Stated problem: Review the material and extract every line in which the word "AlCl" occurs.

Dataset entries:
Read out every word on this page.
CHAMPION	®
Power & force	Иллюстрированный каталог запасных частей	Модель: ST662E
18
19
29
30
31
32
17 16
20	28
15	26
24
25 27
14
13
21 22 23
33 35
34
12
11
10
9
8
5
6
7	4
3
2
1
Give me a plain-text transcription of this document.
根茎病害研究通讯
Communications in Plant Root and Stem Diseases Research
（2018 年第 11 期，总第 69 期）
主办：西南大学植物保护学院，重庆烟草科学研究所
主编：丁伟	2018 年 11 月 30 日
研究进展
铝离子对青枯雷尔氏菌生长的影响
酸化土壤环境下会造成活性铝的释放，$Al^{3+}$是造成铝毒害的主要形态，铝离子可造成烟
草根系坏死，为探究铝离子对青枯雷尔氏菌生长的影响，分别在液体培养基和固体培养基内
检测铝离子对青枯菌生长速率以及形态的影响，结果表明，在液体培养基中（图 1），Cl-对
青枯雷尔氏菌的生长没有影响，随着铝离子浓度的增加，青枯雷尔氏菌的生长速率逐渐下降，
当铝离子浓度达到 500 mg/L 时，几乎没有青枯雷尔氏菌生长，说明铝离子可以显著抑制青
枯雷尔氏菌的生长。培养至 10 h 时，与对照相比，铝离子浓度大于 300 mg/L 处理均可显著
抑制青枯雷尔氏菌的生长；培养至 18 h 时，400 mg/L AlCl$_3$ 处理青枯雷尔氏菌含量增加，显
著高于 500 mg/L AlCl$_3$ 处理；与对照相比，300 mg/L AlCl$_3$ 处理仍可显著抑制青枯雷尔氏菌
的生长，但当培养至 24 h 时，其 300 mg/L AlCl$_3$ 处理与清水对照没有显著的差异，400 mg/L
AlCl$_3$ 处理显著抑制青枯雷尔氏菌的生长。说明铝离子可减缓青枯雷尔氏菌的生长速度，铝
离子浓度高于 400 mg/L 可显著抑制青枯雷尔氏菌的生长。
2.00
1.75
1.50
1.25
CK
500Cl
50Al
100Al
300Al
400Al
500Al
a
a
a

Answer to the task:
抑制青枯雷尔氏菌的生长；培养至 18 h 时，400 mg/L AlCl$_3$ 处理青枯雷尔氏菌含量增加，显
著高于 500 mg/L AlCl$_3$ 处理；与对照相比，300 mg/L AlCl$_3$ 处理仍可显著抑制青枯雷尔氏菌
的生长，但当培养至 24 h 时，其 300 mg/L AlCl$_3$ 处理与清水对照没有显著的差异，400 mg/L
AlCl$_3$ 处理显著抑制青枯雷尔氏菌的生长。说明铝离子可减缓青枯雷尔氏菌的生长速度，铝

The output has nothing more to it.